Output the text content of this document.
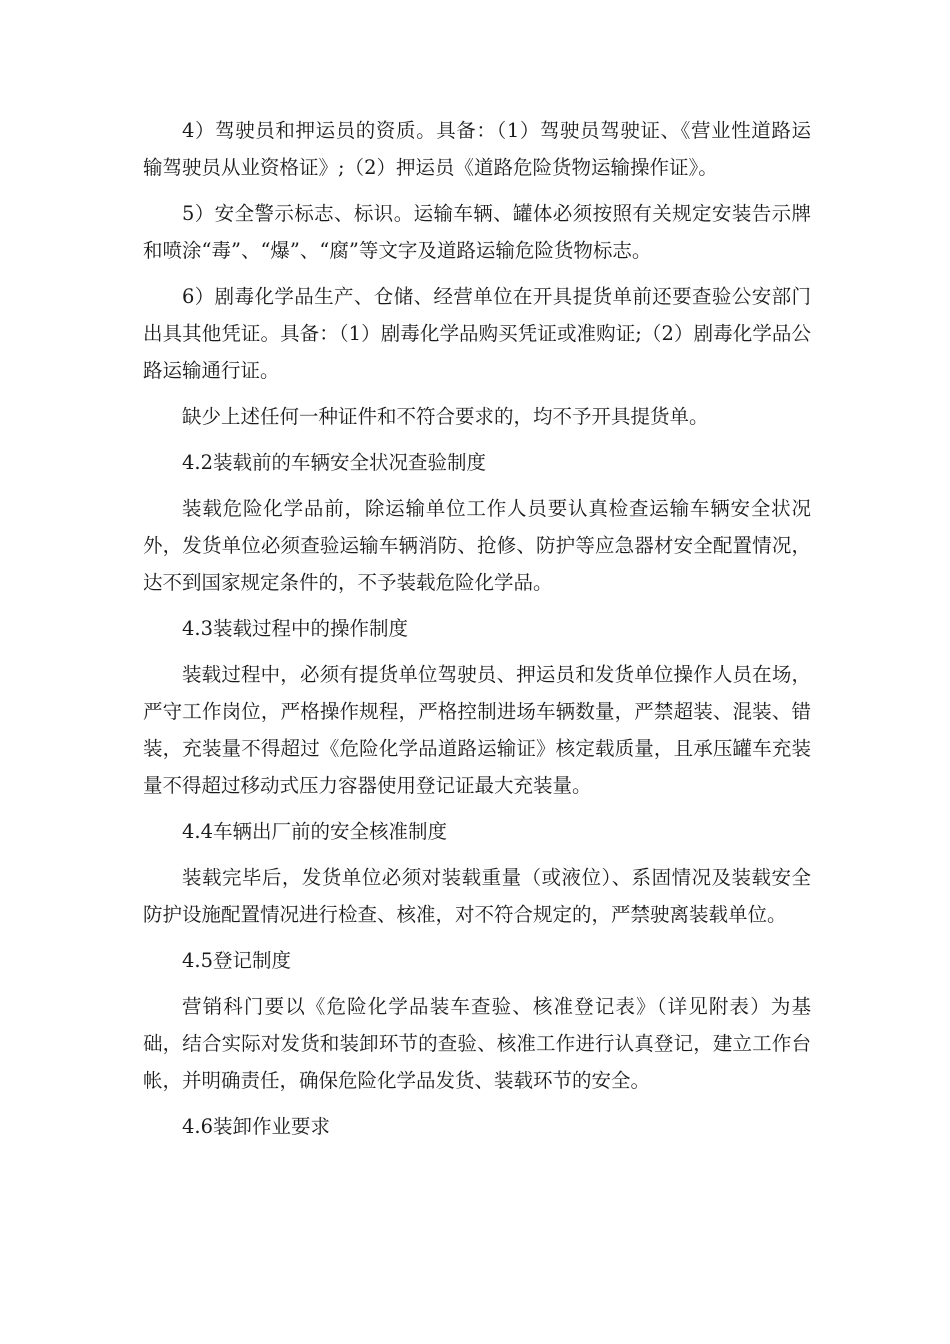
4）驾驶员和押运员的资质。具备：（1）驾驶员驾驶证、《营业性道路运输驾驶员从业资格证》;（2）押运员《道路危险货物运输操作证》。

5）安全警示标志、标识。运输车辆、罐体必须按照有关规定安装告示牌和喷涂“毒”、“爆”、“腐”等文字及道路运输危险货物标志。

6）剧毒化学品生产、仓储、经营单位在开具提货单前还要查验公安部门出具其他凭证。具备：（1）剧毒化学品购买凭证或准购证;（2）剧毒化学品公路运输通行证。

缺少上述任何一种证件和不符合要求的，均不予开具提货单。

4.2装载前的车辆安全状况查验制度

装载危险化学品前，除运输单位工作人员要认真检查运输车辆安全状况外，发货单位必须查验运输车辆消防、抢修、防护等应急器材安全配置情况，达不到国家规定条件的，不予装载危险化学品。

4.3装载过程中的操作制度

装载过程中，必须有提货单位驾驶员、押运员和发货单位操作人员在场，严守工作岗位，严格操作规程，严格控制进场车辆数量，严禁超装、混装、错装，充装量不得超过《危险化学品道路运输证》核定载质量，且承压罐车充装量不得超过移动式压力容器使用登记证最大充装量。

4.4车辆出厂前的安全核准制度

装载完毕后，发货单位必须对装载重量（或液位）、系固情况及装载安全防护设施配置情况进行检查、核准，对不符合规定的，严禁驶离装载单位。

4.5登记制度

营销科门要以《危险化学品装车查验、核准登记表》（详见附表）为基础，结合实际对发货和装卸环节的查验、核准工作进行认真登记，建立工作台帐，并明确责任，确保危险化学品发货、装载环节的安全。

4.6装卸作业要求
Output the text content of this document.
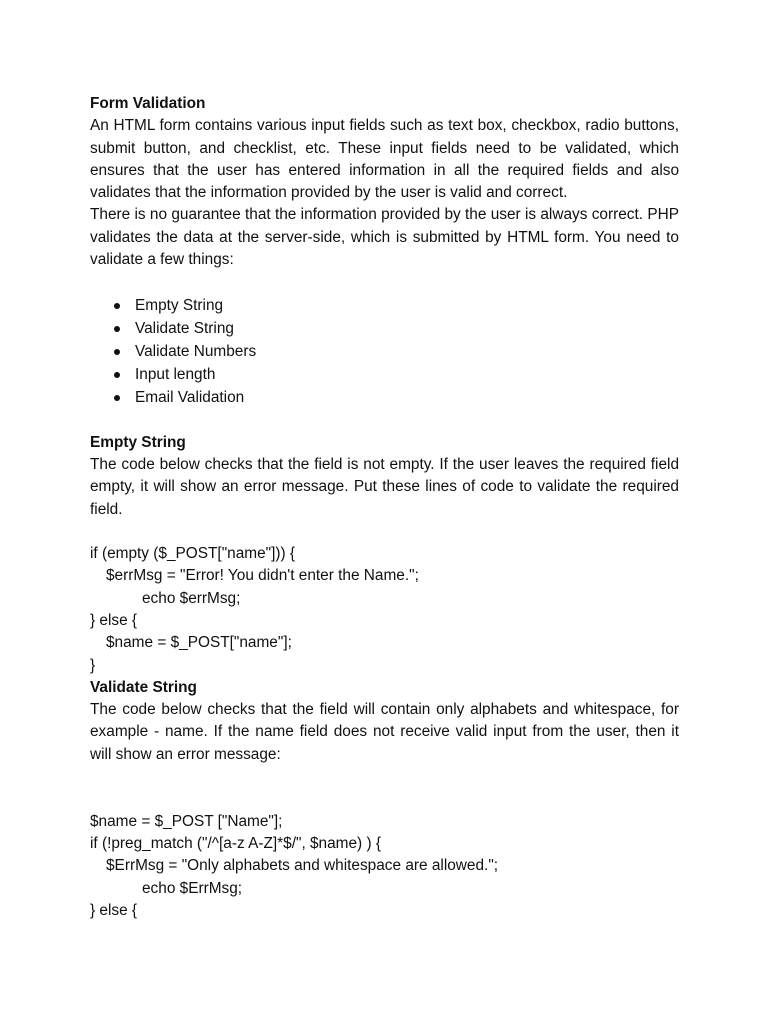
Form Validation

An HTML form contains various input fields such as text box, checkbox, radio buttons, submit button, and checklist, etc. These input fields need to be validated, which ensures that the user has entered information in all the required fields and also validates that the information provided by the user is valid and correct.

There is no guarantee that the information provided by the user is always correct. PHP validates the data at the server-side, which is submitted by HTML form. You need to validate a few things:

Empty String
Validate String
Validate Numbers
Input length
Email Validation

Empty String

The code below checks that the field is not empty. If the user leaves the required field empty, it will show an error message. Put these lines of code to validate the required field.

if (empty ($_POST["name"])) {

$errMsg = "Error! You didn't enter the Name.";

echo $errMsg;

} else {

$name = $_POST["name"];

}

Validate String

The code below checks that the field will contain only alphabets and whitespace, for example - name. If the name field does not receive valid input from the user, then it will show an error message:

$name = $_POST ["Name"];

if (!preg_match ("/^[a-z A-Z]*$/", $name) ) {

$ErrMsg = "Only alphabets and whitespace are allowed.";

echo $ErrMsg;

} else {
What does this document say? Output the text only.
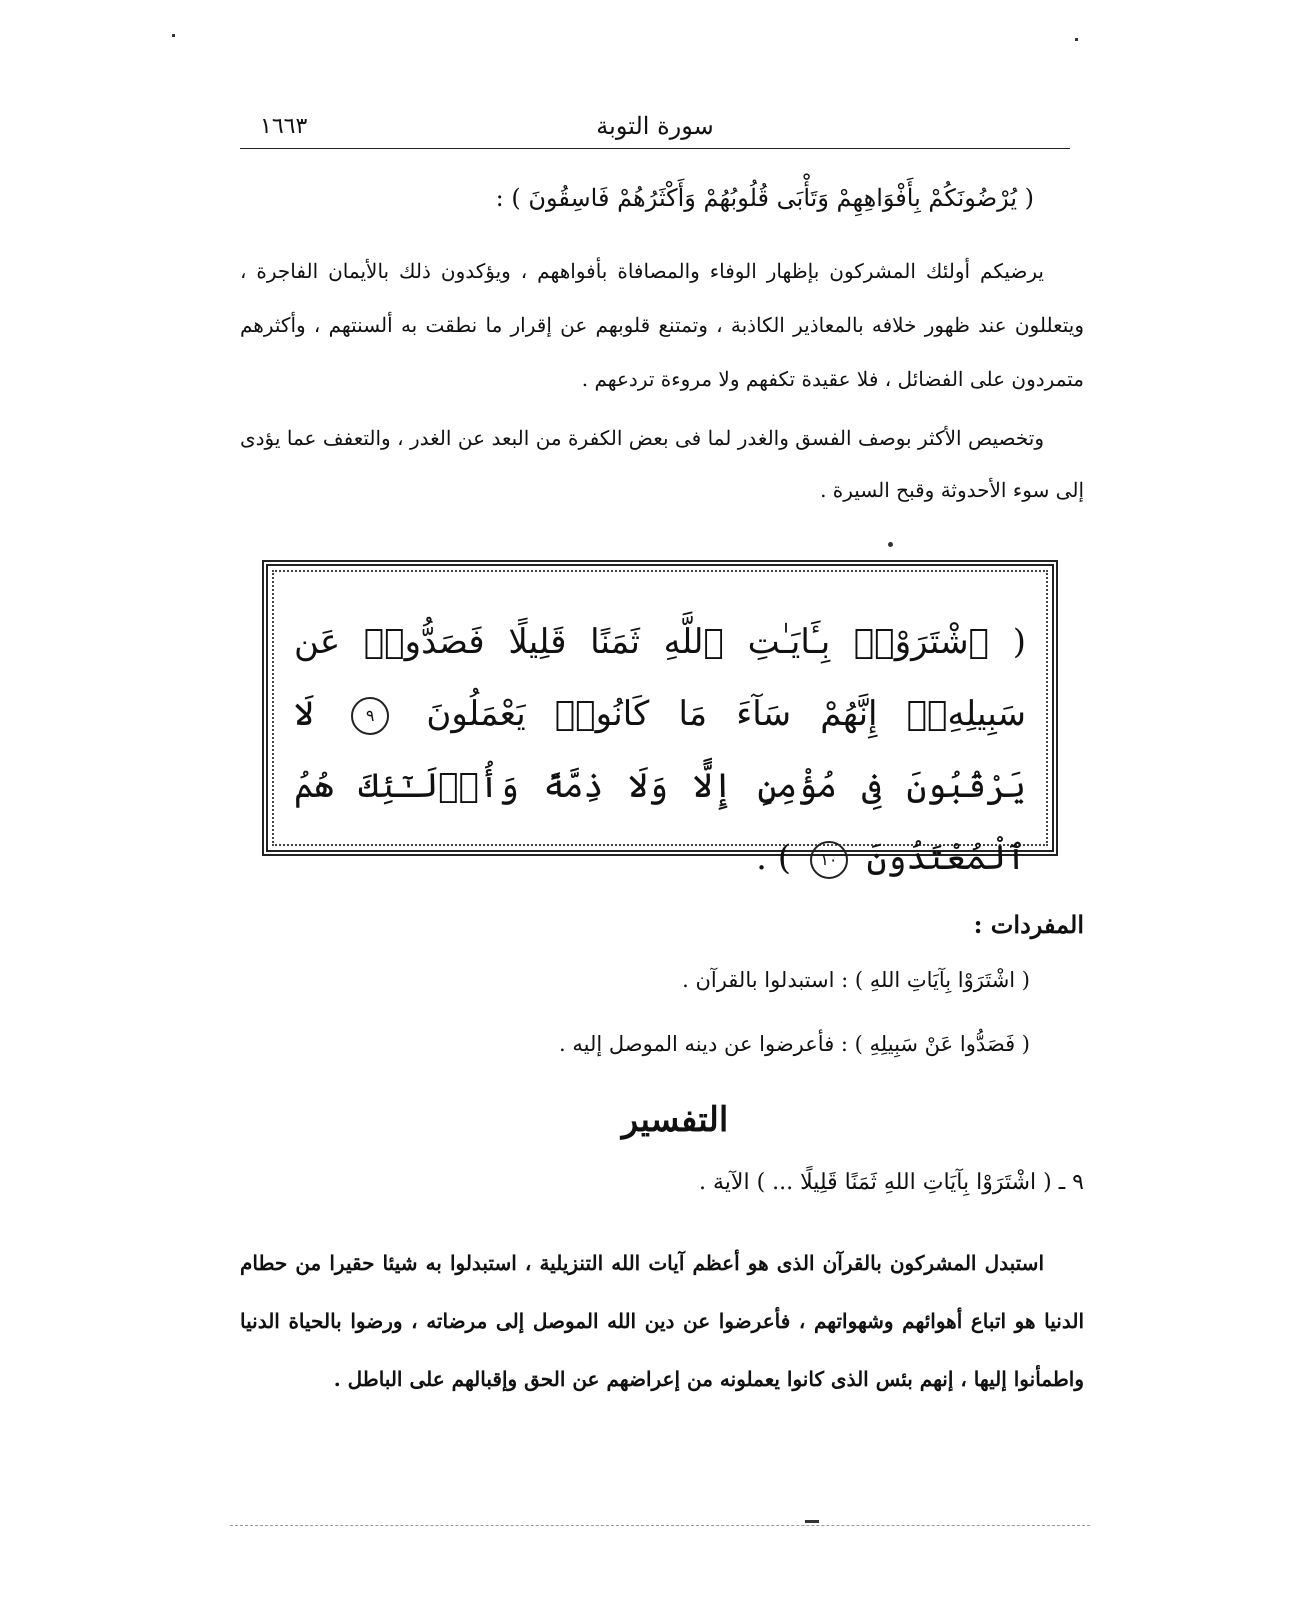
١٦٦٣	سورة التوبة
( يُرْضُونَكُمْ بِأَفْوَاهِهِمْ وَتَأْبَى قُلُوبُهُمْ وَأَكْثَرُهُمْ فَاسِقُونَ ) :
يرضيكم أولئك المشركون بإظهار الوفاء والمصافاة بأفواههم ، ويؤكدون ذلك بالأيمان الفاجرة ، ويتعللون عند ظهور خلافه بالمعاذير الكاذبة ، وتمتنع قلوبهم عن إقرار ما نطقت به ألسنتهم ، وأكثرهم متمردون على الفضائل ، فلا عقيدة تكفهم ولا مروءة تردعهم .
وتخصيص الأكثر بوصف الفسق والغدر لما فى بعض الكفرة من البعد عن الغدر ، والتعفف عما يؤدى إلى سوء الأحدوثة وقبح السيرة .
( ٱشْتَرَوْا۟ بِـَٔايَـٰتِ ٱللَّهِ ثَمَنًا قَلِيلًا فَصَدُّوا۟ عَن سَبِيلِهِۦٓ إِنَّهُمْ سَآءَ مَا كَانُوا۟ يَعْمَلُونَ ٩ لَا يَرْقُبُونَ فِى مُؤْمِنٍ إِلًّا وَلَا ذِمَّةً وَأُو۟لَـٰٓئِكَ هُمُ ٱلْمُعْتَدُونَ ١٠ ) .
المفردات :
( اشْتَرَوْا بِآيَاتِ اللهِ ) : استبدلوا بالقرآن .
( فَصَدُّوا عَنْ سَبِيلِهِ ) : فأعرضوا عن دينه الموصل إليه .
التفسير
٩ ـ ( اشْتَرَوْا بِآيَاتِ اللهِ ثَمَنًا قَلِيلًا ... ) الآية .
استبدل المشركون بالقرآن الذى هو أعظم آيات الله التنزيلية ، استبدلوا به شيئا حقيرا من حطام الدنيا هو اتباع أهوائهم وشهواتهم ، فأعرضوا عن دين الله الموصل إلى مرضاته ، ورضوا بالحياة الدنيا واطمأنوا إليها ، إنهم بئس الذى كانوا يعملونه من إعراضهم عن الحق وإقبالهم على الباطل .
━━━
Repeat the listing in full and exactly. Leave any pictures out.

Output the text content of this document.
4）驾驶员和押运员的资质。具备：（1）驾驶员驾驶证、《营业性道路运输驾驶员从业资格证》;（2）押运员《道路危险货物运输操作证》。

5）安全警示标志、标识。运输车辆、罐体必须按照有关规定安装告示牌和喷涂“毒”、“爆”、“腐”等文字及道路运输危险货物标志。

6）剧毒化学品生产、仓储、经营单位在开具提货单前还要查验公安部门出具其他凭证。具备：（1）剧毒化学品购买凭证或准购证;（2）剧毒化学品公路运输通行证。

缺少上述任何一种证件和不符合要求的，均不予开具提货单。

4.2装载前的车辆安全状况查验制度

装载危险化学品前，除运输单位工作人员要认真检查运输车辆安全状况外，发货单位必须查验运输车辆消防、抢修、防护等应急器材安全配置情况，达不到国家规定条件的，不予装载危险化学品。

4.3装载过程中的操作制度

装载过程中，必须有提货单位驾驶员、押运员和发货单位操作人员在场，严守工作岗位，严格操作规程，严格控制进场车辆数量，严禁超装、混装、错装，充装量不得超过《危险化学品道路运输证》核定载质量，且承压罐车充装量不得超过移动式压力容器使用登记证最大充装量。

4.4车辆出厂前的安全核准制度

装载完毕后，发货单位必须对装载重量（或液位）、系固情况及装载安全防护设施配置情况进行检查、核准，对不符合规定的，严禁驶离装载单位。

4.5登记制度

营销科门要以《危险化学品装车查验、核准登记表》（详见附表）为基础，结合实际对发货和装卸环节的查验、核准工作进行认真登记，建立工作台帐，并明确责任，确保危险化学品发货、装载环节的安全。

4.6装卸作业要求
Output the text content of this document.
Form Validation

An HTML form contains various input fields such as text box, checkbox, radio buttons, submit button, and checklist, etc. These input fields need to be validated, which ensures that the user has entered information in all the required fields and also validates that the information provided by the user is valid and correct.

There is no guarantee that the information provided by the user is always correct. PHP validates the data at the server-side, which is submitted by HTML form. You need to validate a few things:

Empty String
Validate String
Validate Numbers
Input length
Email Validation

Empty String

The code below checks that the field is not empty. If the user leaves the required field empty, it will show an error message. Put these lines of code to validate the required field.

if (empty ($_POST["name"])) {

$errMsg = "Error! You didn't enter the Name.";

echo $errMsg;

} else {

$name = $_POST["name"];

}

Validate String

The code below checks that the field will contain only alphabets and whitespace, for example - name. If the name field does not receive valid input from the user, then it will show an error message:

$name = $_POST ["Name"];

if (!preg_match ("/^[a-z A-Z]*$/", $name) ) {

$ErrMsg = "Only alphabets and whitespace are allowed.";

echo $ErrMsg;

} else {
What does this document say? Output the text only.
١٦٦٣	سورة التوبة
( يُرْضُونَكُمْ بِأَفْوَاهِهِمْ وَتَأْبَى قُلُوبُهُمْ وَأَكْثَرُهُمْ فَاسِقُونَ ) :
يرضيكم أولئك المشركون بإظهار الوفاء والمصافاة بأفواههم ، ويؤكدون ذلك بالأيمان الفاجرة ، ويتعللون عند ظهور خلافه بالمعاذير الكاذبة ، وتمتنع قلوبهم عن إقرار ما نطقت به ألسنتهم ، وأكثرهم متمردون على الفضائل ، فلا عقيدة تكفهم ولا مروءة تردعهم .
وتخصيص الأكثر بوصف الفسق والغدر لما فى بعض الكفرة من البعد عن الغدر ، والتعفف عما يؤدى إلى سوء الأحدوثة وقبح السيرة .
( ٱشْتَرَوْا۟ بِـَٔايَـٰتِ ٱللَّهِ ثَمَنًا قَلِيلًا فَصَدُّوا۟ عَن سَبِيلِهِۦٓ إِنَّهُمْ سَآءَ مَا كَانُوا۟ يَعْمَلُونَ ٩ لَا يَرْقُبُونَ فِى مُؤْمِنٍ إِلًّا وَلَا ذِمَّةً وَأُو۟لَـٰٓئِكَ هُمُ ٱلْمُعْتَدُونَ ١٠ ) .
المفردات :
( اشْتَرَوْا بِآيَاتِ اللهِ ) : استبدلوا بالقرآن .
( فَصَدُّوا عَنْ سَبِيلِهِ ) : فأعرضوا عن دينه الموصل إليه .
التفسير
٩ ـ ( اشْتَرَوْا بِآيَاتِ اللهِ ثَمَنًا قَلِيلًا ... ) الآية .
استبدل المشركون بالقرآن الذى هو أعظم آيات الله التنزيلية ، استبدلوا به شيئا حقيرا من حطام الدنيا هو اتباع أهوائهم وشهواتهم ، فأعرضوا عن دين الله الموصل إلى مرضاته ، ورضوا بالحياة الدنيا واطمأنوا إليها ، إنهم بئس الذى كانوا يعملونه من إعراضهم عن الحق وإقبالهم على الباطل .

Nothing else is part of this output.